### Objective
Take every line from the listing below that includes "Collapse" and copy it.

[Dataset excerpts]
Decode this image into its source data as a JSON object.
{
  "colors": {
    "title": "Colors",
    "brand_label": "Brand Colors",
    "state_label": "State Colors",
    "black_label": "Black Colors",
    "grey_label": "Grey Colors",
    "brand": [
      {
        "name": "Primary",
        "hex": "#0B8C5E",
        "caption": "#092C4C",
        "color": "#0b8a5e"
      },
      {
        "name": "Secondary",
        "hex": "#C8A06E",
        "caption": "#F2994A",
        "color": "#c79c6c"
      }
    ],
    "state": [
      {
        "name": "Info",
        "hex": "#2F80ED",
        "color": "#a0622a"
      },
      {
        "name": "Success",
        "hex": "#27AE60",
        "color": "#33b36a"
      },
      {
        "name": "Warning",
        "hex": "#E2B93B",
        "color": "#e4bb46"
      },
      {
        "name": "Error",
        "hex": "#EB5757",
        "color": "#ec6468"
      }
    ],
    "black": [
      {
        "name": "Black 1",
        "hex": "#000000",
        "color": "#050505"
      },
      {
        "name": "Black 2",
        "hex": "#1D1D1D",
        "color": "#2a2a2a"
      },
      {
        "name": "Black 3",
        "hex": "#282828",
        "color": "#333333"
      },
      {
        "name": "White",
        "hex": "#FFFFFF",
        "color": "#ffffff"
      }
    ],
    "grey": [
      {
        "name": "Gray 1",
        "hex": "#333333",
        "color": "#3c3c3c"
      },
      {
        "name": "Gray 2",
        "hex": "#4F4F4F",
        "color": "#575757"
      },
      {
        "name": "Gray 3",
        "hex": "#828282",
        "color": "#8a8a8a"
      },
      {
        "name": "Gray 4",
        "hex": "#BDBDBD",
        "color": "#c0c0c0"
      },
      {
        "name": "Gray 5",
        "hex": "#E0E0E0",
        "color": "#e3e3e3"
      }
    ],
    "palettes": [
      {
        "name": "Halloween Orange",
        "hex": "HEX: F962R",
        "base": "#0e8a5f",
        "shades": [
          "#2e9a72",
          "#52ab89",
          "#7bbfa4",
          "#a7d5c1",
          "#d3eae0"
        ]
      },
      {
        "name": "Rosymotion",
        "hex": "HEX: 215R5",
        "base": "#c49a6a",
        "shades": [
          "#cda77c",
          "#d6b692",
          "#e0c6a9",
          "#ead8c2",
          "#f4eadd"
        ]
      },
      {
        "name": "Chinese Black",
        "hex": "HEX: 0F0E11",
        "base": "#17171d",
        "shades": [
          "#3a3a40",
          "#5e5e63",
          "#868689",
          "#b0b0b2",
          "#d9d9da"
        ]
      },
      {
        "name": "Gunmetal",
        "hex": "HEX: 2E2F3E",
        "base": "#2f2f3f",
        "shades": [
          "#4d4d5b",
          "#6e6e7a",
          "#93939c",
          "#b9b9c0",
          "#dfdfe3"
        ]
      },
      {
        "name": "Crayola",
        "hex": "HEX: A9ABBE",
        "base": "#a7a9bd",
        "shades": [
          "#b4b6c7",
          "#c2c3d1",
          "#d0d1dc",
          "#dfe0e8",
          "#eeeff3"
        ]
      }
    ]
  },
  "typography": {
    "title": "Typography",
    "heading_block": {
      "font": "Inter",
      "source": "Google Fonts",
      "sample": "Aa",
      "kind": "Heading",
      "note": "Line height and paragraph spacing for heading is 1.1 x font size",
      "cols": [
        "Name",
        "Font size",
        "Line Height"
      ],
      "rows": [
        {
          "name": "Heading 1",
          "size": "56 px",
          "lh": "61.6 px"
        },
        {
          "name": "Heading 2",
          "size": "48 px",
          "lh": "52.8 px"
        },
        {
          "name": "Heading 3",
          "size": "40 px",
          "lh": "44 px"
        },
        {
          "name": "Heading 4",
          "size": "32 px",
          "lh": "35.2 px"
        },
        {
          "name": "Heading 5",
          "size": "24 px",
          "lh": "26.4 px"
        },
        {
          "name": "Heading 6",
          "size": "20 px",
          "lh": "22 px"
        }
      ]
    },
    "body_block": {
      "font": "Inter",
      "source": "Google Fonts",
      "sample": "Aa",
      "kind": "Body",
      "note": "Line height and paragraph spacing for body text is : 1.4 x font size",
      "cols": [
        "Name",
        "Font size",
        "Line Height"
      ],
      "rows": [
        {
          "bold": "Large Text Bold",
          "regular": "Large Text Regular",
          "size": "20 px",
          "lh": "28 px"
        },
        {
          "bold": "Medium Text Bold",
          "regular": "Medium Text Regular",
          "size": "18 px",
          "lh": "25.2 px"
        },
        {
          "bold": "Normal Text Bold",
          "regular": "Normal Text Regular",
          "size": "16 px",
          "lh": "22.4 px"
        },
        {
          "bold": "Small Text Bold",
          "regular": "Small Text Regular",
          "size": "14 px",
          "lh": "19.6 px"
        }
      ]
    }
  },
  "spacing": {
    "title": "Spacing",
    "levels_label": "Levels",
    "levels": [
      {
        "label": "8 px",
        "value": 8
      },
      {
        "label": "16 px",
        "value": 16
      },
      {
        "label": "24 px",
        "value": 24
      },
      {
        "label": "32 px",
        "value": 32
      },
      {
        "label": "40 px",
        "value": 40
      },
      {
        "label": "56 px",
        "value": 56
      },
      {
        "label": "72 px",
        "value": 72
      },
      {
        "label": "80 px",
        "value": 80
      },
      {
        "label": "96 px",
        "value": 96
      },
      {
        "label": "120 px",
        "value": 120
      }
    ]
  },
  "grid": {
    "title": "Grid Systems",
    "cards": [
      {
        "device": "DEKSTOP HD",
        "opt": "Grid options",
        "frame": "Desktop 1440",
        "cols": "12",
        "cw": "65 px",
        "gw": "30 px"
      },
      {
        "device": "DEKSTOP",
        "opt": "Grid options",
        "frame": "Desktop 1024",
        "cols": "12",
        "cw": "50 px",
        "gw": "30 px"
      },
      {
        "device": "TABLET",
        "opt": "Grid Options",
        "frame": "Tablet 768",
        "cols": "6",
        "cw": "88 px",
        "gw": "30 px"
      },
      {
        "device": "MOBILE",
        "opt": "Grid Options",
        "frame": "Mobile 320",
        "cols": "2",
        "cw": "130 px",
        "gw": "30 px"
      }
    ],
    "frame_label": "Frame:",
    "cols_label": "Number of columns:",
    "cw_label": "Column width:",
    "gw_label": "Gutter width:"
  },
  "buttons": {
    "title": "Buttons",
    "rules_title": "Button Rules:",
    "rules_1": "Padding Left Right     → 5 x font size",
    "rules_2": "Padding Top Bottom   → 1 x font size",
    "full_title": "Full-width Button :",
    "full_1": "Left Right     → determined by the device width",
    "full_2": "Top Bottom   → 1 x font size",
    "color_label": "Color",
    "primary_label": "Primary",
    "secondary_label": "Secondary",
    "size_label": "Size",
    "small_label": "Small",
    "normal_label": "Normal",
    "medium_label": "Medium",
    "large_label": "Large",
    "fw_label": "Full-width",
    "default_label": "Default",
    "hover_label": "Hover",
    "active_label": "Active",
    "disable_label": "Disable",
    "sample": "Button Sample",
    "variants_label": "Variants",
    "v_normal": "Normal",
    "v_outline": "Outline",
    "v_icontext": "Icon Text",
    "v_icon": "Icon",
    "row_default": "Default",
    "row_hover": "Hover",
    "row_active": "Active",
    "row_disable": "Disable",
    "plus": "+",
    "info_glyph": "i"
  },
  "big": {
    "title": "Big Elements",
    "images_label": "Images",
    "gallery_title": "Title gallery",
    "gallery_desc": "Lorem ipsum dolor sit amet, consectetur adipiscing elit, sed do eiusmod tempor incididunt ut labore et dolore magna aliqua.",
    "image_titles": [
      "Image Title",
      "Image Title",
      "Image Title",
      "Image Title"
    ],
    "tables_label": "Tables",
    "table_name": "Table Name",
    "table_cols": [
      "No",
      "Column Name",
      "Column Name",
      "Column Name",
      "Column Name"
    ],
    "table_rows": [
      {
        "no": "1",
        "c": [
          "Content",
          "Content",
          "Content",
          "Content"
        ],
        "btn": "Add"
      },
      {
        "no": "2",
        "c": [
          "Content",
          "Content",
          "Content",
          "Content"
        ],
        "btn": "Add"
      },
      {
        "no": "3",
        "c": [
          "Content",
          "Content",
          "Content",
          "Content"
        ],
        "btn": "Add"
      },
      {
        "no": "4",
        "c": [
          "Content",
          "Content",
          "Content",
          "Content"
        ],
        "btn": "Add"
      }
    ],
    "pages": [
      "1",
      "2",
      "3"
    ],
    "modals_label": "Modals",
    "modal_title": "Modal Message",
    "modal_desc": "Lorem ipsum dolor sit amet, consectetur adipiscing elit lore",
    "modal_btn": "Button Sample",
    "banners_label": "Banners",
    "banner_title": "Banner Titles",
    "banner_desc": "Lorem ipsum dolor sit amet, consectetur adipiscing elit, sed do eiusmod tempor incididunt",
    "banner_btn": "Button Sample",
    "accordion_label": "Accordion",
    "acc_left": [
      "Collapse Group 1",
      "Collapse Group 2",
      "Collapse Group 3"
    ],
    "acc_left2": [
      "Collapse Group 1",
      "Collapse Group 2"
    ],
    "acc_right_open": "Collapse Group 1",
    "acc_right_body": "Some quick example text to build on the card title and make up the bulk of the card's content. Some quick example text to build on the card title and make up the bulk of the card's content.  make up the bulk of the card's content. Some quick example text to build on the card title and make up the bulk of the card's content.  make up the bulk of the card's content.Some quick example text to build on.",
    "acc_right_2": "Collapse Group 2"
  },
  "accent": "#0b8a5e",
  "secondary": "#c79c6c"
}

### Worked answer
      "Collapse Group 1",
      "Collapse Group 2",
      "Collapse Group 3"
      "Collapse Group 1",
      "Collapse Group 2"
    "acc_right_open": "Collapse Group 1",
    "acc_right_2": "Collapse Group 2"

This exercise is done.